• **GOAL**
Print the records below word for word, but leave out the pictures.

====

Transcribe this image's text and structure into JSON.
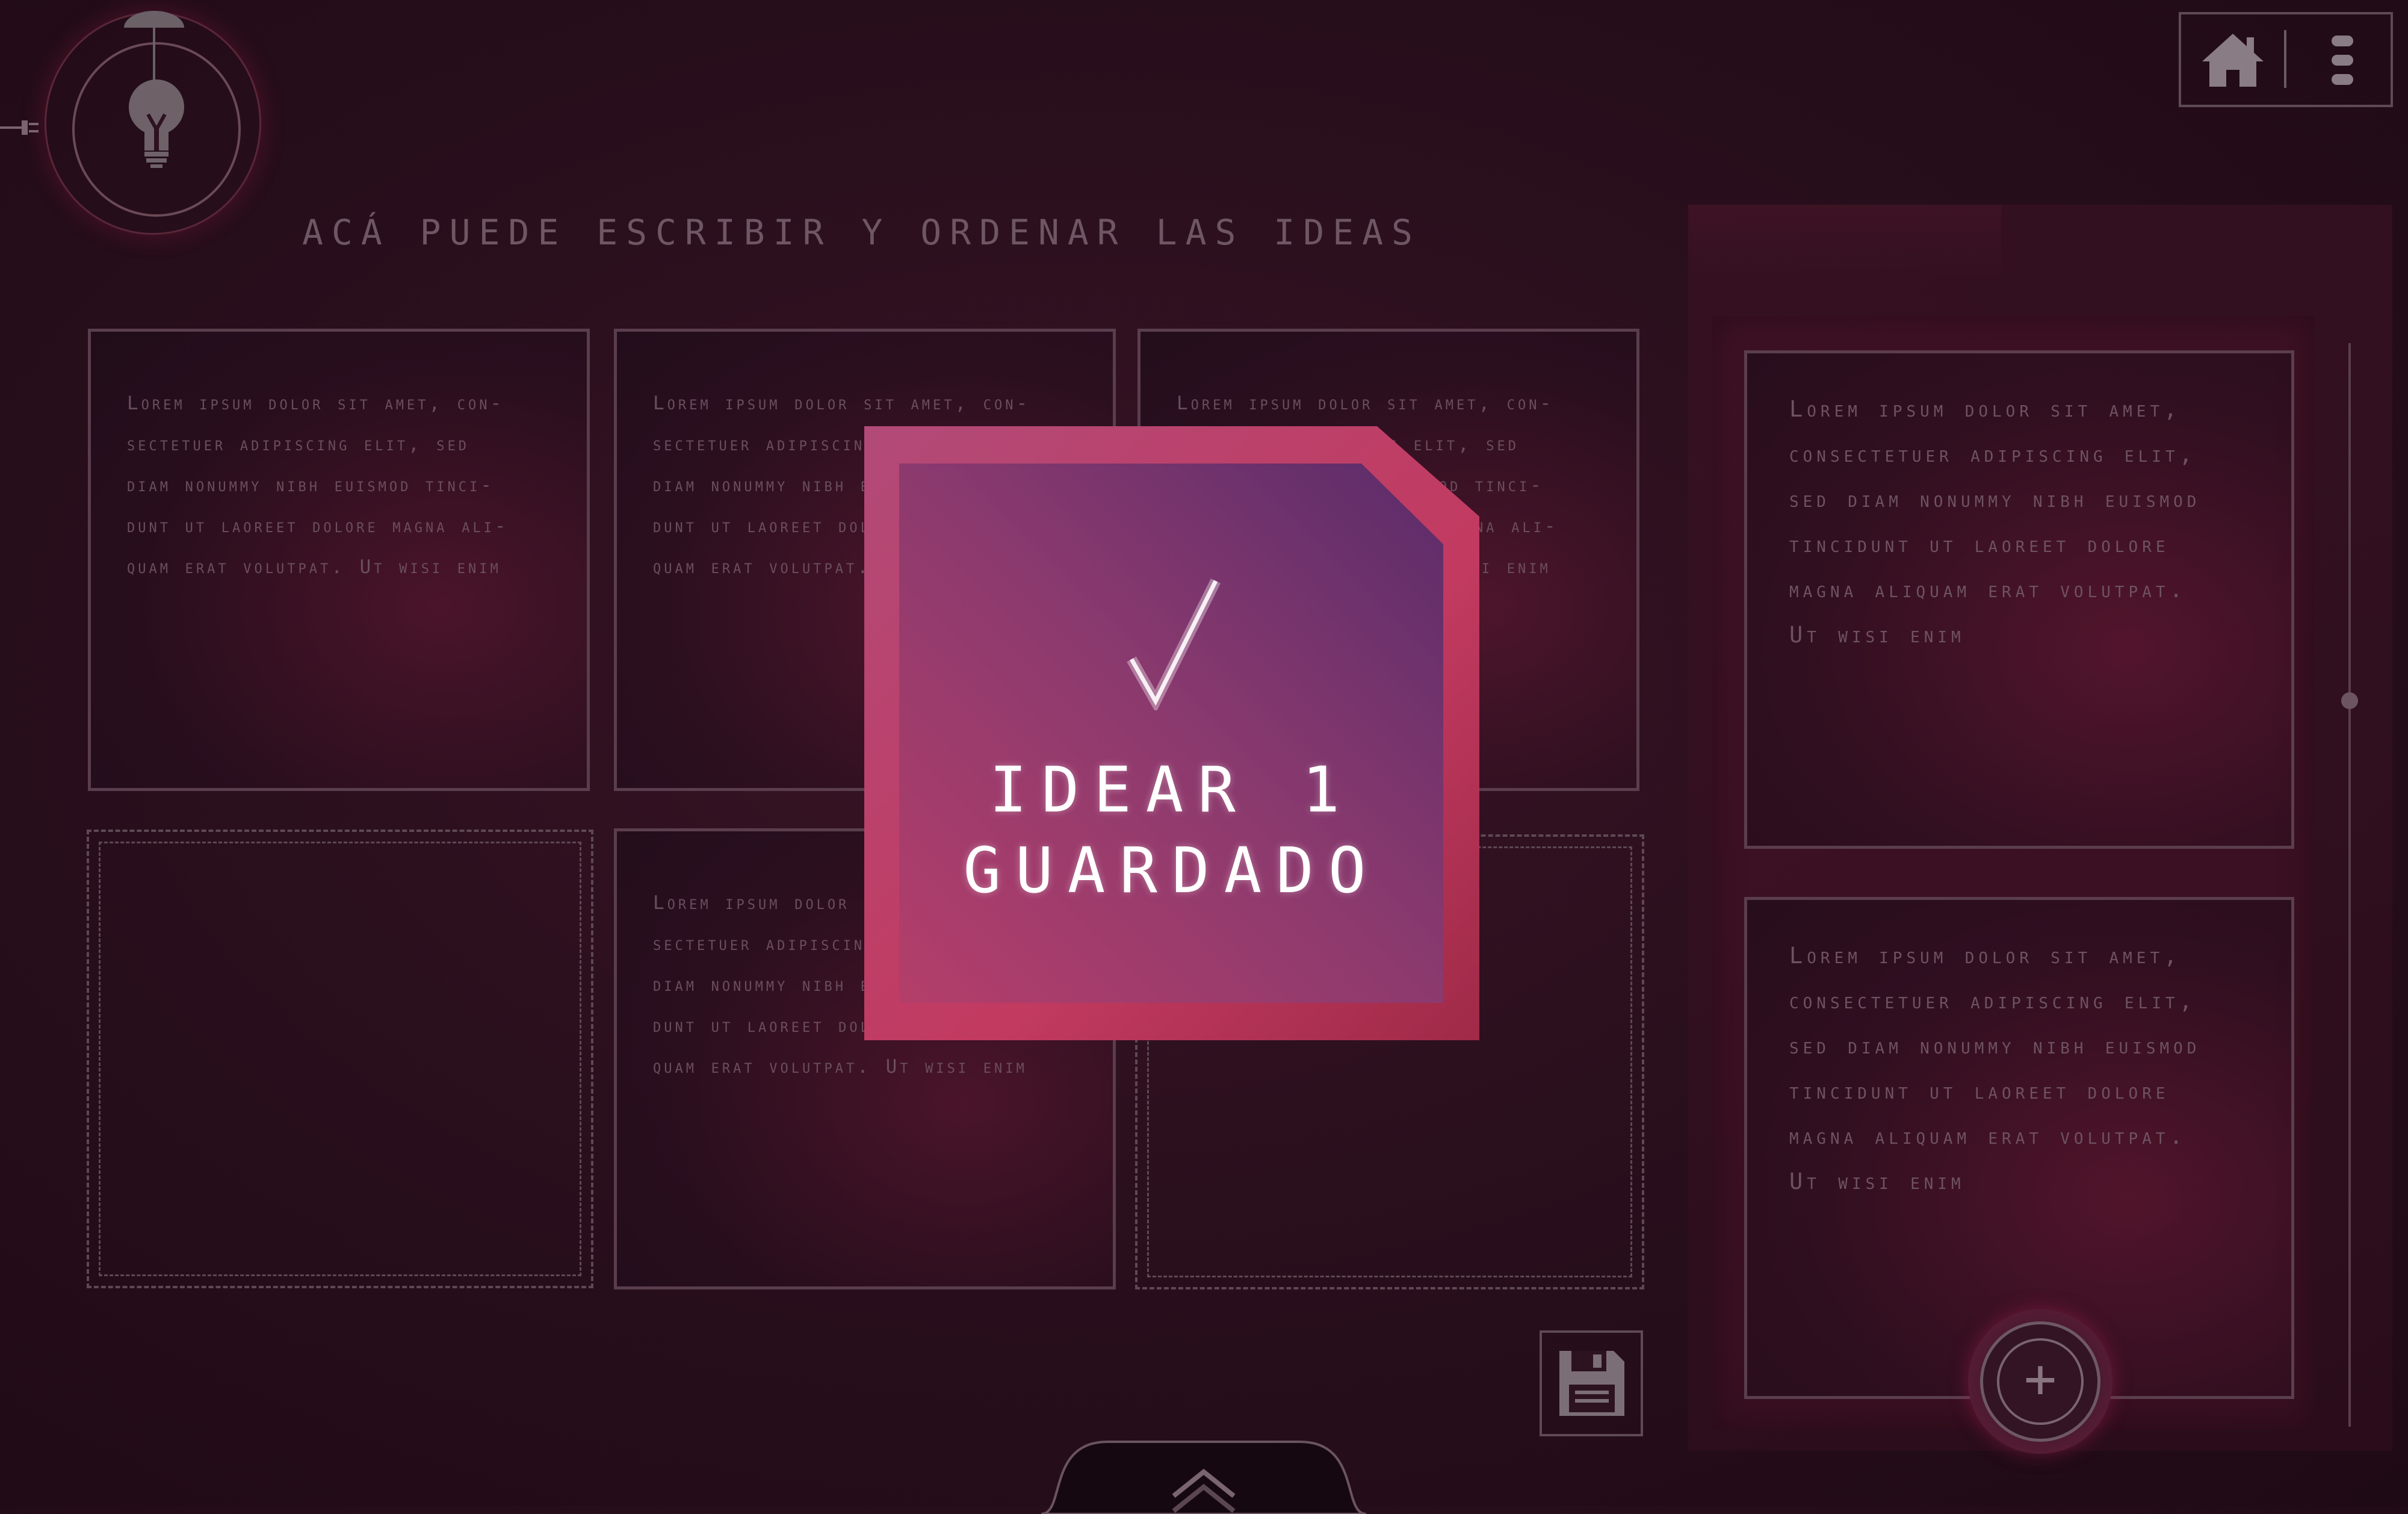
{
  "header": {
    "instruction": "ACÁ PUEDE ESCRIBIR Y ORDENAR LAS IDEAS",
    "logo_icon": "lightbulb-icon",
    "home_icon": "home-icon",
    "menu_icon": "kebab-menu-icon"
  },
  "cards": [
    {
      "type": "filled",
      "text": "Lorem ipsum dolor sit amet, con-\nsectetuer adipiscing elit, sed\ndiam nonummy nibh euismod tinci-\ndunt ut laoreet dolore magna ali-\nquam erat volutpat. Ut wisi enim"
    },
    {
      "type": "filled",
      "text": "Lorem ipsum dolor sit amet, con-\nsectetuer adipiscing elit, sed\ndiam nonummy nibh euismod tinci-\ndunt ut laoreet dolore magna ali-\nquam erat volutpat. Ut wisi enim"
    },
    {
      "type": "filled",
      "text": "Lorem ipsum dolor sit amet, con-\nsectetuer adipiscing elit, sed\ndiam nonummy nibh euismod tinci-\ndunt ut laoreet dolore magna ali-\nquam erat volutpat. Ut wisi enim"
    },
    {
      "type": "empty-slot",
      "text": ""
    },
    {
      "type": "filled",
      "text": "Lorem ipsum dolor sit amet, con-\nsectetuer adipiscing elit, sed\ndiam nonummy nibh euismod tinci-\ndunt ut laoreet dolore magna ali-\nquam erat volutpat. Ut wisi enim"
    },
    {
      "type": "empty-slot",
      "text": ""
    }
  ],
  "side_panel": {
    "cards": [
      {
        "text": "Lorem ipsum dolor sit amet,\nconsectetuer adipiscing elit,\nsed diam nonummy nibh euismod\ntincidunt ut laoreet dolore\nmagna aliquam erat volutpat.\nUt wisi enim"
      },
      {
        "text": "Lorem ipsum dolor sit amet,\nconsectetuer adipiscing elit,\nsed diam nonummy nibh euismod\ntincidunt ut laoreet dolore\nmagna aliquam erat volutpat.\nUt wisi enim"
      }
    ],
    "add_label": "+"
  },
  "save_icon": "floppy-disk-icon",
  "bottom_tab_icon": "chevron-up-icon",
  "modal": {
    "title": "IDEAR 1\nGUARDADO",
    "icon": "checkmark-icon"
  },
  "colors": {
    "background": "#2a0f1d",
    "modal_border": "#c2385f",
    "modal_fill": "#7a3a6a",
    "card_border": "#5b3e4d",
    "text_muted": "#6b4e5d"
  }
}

====

• **TASK ANSWER**
Transcribe this image's text and structure into JSON.
{
  "header": {
    "instruction": "ACÁ PUEDE ESCRIBIR Y ORDENAR LAS IDEAS",
    "logo_icon": "lightbulb-icon",
    "home_icon": "home-icon",
    "menu_icon": "kebab-menu-icon"
  },
  "cards": [
    {
      "type": "filled",
      "text": "Lorem ipsum dolor sit amet, con-\nsectetuer adipiscing elit, sed\ndiam nonummy nibh euismod tinci-\ndunt ut laoreet dolore magna ali-\nquam erat volutpat. Ut wisi enim"
    },
    {
      "type": "filled",
      "text": "Lorem ipsum dolor sit amet, con-\nsectetuer adipiscing elit, sed\ndiam nonummy nibh euismod tinci-\ndunt ut laoreet dolore magna ali-\nquam erat volutpat. Ut wisi enim"
    },
    {
      "type": "filled",
      "text": "Lorem ipsum dolor sit amet, con-\nsectetuer adipiscing elit, sed\ndiam nonummy nibh euismod tinci-\ndunt ut laoreet dolore magna ali-\nquam erat volutpat. Ut wisi enim"
    },
    {
      "type": "empty-slot",
      "text": ""
    },
    {
      "type": "filled",
      "text": "Lorem ipsum dolor sit amet, con-\nsectetuer adipiscing elit, sed\ndiam nonummy nibh euismod tinci-\ndunt ut laoreet dolore magna ali-\nquam erat volutpat. Ut wisi enim"
    },
    {
      "type": "empty-slot",
      "text": ""
    }
  ],
  "side_panel": {
    "cards": [
      {
        "text": "Lorem ipsum dolor sit amet,\nconsectetuer adipiscing elit,\nsed diam nonummy nibh euismod\ntincidunt ut laoreet dolore\nmagna aliquam erat volutpat.\nUt wisi enim"
      },
      {
        "text": "Lorem ipsum dolor sit amet,\nconsectetuer adipiscing elit,\nsed diam nonummy nibh euismod\ntincidunt ut laoreet dolore\nmagna aliquam erat volutpat.\nUt wisi enim"
      }
    ],
    "add_label": "+"
  },
  "save_icon": "floppy-disk-icon",
  "bottom_tab_icon": "chevron-up-icon",
  "modal": {
    "title": "IDEAR 1\nGUARDADO",
    "icon": "checkmark-icon"
  },
  "colors": {
    "background": "#2a0f1d",
    "modal_border": "#c2385f",
    "modal_fill": "#7a3a6a",
    "card_border": "#5b3e4d",
    "text_muted": "#6b4e5d"
  }
}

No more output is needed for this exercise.